(Text segment Opens)

Bulbine margarethae
- Conservation status: Vulnerable (SANBI Red List)

Scientific classification
- Kingdom: Plantae
- Clade: Tracheophytes
- Clade: Angiosperms
- Clade: Monocots
- Order: Asparagales
- Family: Asphodelaceae
- Subfamily: Asphodeloideae
- Genus: Bulbine
- Species: B. margarethae
- Binomial name: Bulbine margarethae L.I. Hall

= Bulbine margarethae =

- Authority: L.I. Hall
- Conservation status: VU

Species of flowering plant

Bulbine margarethae is a small, tuberous, perennial plant that often grows in clusters and is assigned to the Asphodelaceae. Its succulent leaves with a net-shaped marking are set as a rosette. It has flowers in a lax raceme with six yellow tepals and six filaments with many long perpendicular hairs. This species grows on the Knersvlakte, Northern Cape province of South Africa. The species is considered vulnerable because of limestone mining on 3 of 4 known locations.

(Text segment Closes)
(Records supplied Opens)

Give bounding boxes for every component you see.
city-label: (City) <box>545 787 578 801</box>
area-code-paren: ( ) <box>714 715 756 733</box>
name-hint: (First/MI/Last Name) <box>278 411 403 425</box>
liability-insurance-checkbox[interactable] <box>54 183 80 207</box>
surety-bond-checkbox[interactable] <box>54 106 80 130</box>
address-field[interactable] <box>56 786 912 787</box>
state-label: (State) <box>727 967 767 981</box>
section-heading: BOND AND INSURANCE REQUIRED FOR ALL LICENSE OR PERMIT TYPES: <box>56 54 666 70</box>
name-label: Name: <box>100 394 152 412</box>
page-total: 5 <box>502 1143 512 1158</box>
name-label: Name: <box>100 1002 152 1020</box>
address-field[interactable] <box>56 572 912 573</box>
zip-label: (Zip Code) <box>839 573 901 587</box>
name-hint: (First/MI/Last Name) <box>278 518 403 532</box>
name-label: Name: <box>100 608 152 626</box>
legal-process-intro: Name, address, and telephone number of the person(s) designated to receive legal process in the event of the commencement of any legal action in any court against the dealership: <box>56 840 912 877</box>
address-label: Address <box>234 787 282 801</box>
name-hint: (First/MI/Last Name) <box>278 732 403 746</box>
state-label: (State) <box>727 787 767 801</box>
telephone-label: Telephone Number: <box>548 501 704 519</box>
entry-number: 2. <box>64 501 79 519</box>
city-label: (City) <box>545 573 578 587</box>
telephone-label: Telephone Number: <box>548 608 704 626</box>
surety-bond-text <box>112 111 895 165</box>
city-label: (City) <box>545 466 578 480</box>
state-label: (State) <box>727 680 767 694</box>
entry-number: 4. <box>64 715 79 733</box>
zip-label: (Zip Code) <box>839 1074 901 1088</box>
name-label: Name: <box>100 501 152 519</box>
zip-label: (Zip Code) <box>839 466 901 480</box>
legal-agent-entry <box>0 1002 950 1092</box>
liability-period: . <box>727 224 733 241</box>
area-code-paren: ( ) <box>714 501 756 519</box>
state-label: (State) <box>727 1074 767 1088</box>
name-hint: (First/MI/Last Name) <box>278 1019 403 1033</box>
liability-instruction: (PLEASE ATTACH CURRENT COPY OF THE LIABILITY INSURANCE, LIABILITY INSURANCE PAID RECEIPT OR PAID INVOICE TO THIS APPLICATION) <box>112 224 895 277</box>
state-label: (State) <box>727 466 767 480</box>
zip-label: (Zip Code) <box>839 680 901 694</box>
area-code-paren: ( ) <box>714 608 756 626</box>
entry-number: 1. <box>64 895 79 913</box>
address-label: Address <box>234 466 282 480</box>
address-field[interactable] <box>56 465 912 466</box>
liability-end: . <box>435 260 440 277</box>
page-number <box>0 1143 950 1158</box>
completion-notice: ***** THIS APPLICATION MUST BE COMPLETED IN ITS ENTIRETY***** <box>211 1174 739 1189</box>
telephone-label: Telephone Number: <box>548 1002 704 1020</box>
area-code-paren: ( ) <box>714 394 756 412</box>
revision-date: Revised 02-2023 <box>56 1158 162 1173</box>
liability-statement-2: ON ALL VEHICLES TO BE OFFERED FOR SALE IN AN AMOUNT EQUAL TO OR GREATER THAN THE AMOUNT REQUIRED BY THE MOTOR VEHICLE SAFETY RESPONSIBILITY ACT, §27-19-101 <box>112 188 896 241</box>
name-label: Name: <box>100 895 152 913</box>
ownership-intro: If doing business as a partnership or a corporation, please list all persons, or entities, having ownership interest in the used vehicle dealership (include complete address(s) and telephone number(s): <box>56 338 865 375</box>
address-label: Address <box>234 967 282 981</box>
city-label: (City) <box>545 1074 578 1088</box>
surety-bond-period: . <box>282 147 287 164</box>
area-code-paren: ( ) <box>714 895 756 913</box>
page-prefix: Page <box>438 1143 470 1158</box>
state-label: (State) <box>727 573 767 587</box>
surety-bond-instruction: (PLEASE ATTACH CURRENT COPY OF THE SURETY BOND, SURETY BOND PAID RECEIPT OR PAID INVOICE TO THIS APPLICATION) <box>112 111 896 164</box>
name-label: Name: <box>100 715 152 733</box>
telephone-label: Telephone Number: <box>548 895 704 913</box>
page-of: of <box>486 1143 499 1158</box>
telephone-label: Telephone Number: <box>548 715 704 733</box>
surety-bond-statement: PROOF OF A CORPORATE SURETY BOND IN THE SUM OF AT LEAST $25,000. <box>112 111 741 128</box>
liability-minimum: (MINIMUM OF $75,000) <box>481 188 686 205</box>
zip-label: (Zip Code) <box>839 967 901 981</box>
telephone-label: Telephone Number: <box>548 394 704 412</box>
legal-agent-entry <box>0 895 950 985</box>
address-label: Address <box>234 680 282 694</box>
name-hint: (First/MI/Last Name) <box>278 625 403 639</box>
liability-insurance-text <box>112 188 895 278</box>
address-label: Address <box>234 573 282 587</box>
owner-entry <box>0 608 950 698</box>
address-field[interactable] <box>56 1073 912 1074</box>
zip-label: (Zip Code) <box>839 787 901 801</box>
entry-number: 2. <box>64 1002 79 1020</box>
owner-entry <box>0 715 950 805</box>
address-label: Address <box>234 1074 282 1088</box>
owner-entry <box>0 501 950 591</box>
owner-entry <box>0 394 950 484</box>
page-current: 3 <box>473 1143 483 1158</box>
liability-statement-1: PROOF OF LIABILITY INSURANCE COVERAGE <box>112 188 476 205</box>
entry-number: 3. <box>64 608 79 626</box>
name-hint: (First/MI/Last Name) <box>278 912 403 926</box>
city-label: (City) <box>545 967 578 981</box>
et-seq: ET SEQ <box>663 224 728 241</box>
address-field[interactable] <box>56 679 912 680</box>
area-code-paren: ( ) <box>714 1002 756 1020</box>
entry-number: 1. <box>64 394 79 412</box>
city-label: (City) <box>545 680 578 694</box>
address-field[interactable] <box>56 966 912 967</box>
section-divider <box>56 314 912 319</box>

(Records supplied Closes)

#### [Required work]
Copy, word for word, the section of the Bulbine margarethae text that opens with the words "Species of flowering" and closes with "4 known locations.".

#### [Response area]
Species of flowering plant

Bulbine margarethae is a small, tuberous, perennial plant that often grows in clusters and is assigned to the Asphodelaceae. Its succulent leaves with a net-shaped marking are set as a rosette. It has flowers in a lax raceme with six yellow tepals and six filaments with many long perpendicular hairs. This species grows on the Knersvlakte, Northern Cape province of South Africa. The species is considered vulnerable because of limestone mining on 3 of 4 known locations.